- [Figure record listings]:
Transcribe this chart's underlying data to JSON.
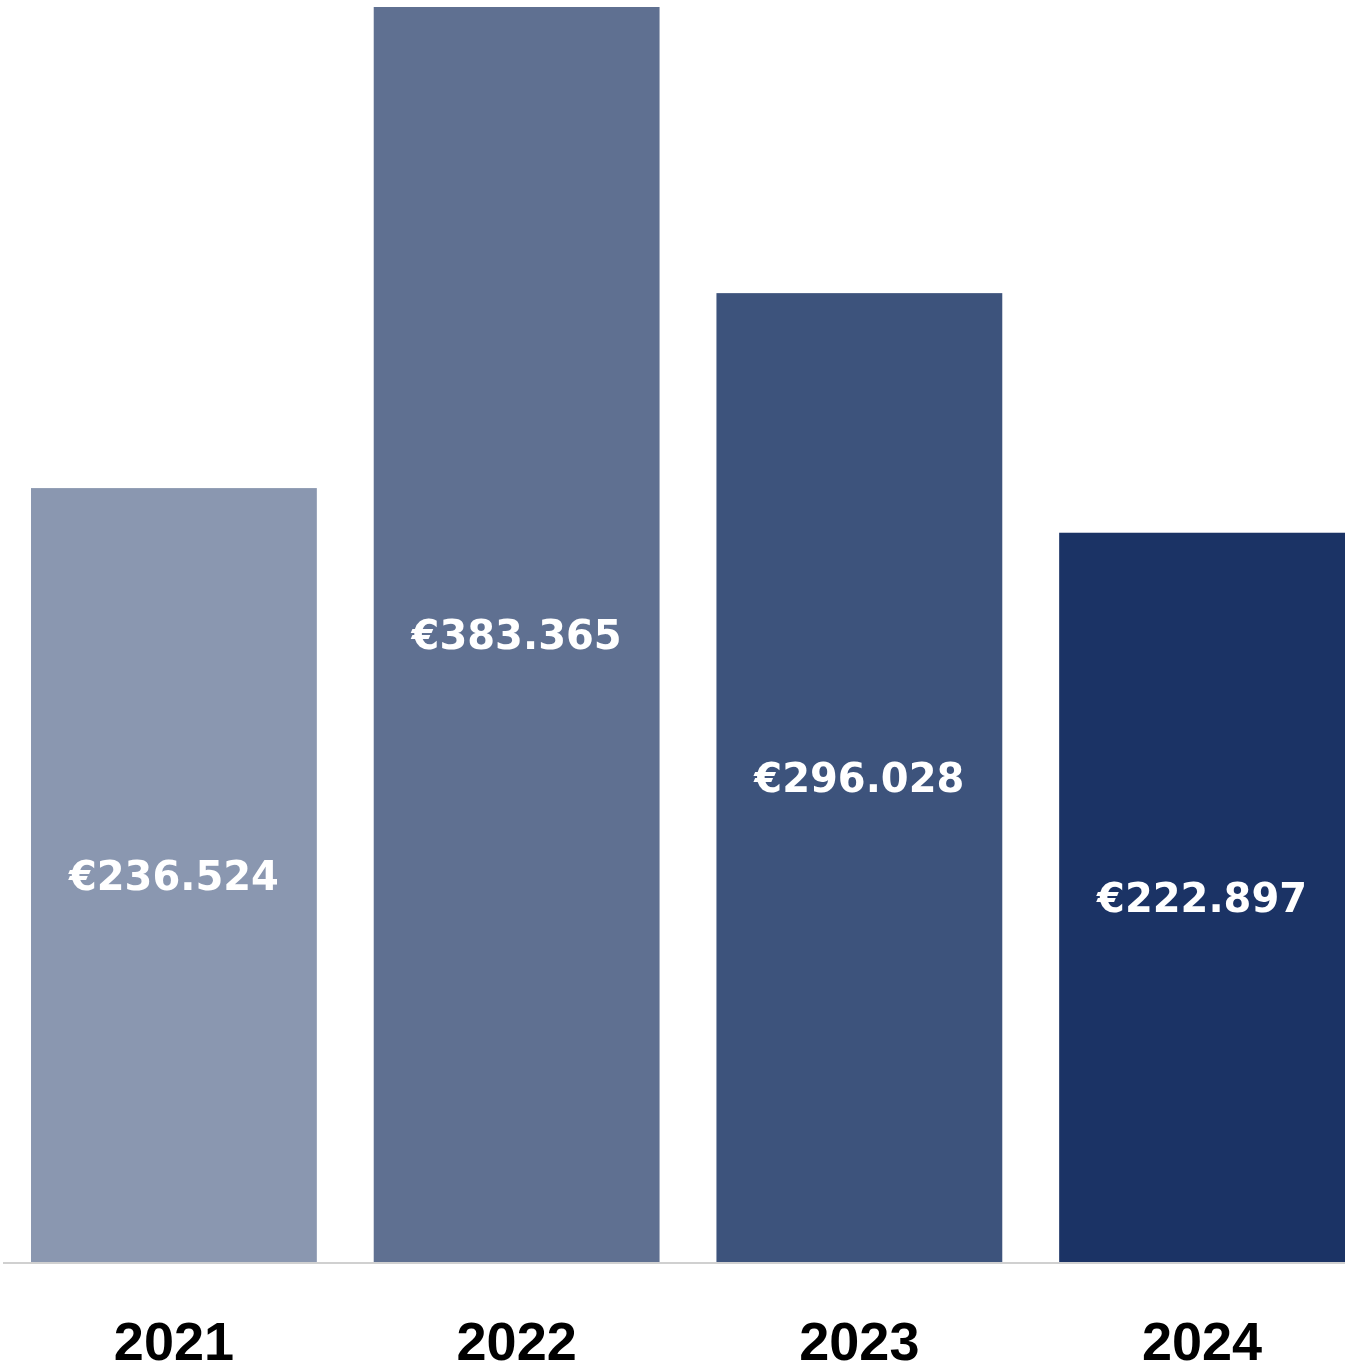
{
  "chart_data": {
    "type": "bar",
    "categories": [
      "2021",
      "2022",
      "2023",
      "2024"
    ],
    "values": [
      236524,
      383365,
      296028,
      222897
    ],
    "colors": [
      "#8a97b0",
      "#5f7091",
      "#3d537c",
      "#1b3365"
    ],
    "value_labels": [
      "€236.524",
      "€383.365",
      "€296.028",
      "€222.897"
    ]
  }
}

- [TASK BRIEF]: Write out the whole listing again, exactly, with no pictures.

- [SOLVED EXERCISE]:
Transcribe this chart's underlying data to JSON.
{
  "chart_data": {
    "type": "bar",
    "categories": [
      "2021",
      "2022",
      "2023",
      "2024"
    ],
    "values": [
      236524,
      383365,
      296028,
      222897
    ],
    "colors": [
      "#8a97b0",
      "#5f7091",
      "#3d537c",
      "#1b3365"
    ],
    "value_labels": [
      "€236.524",
      "€383.365",
      "€296.028",
      "€222.897"
    ]
  }
}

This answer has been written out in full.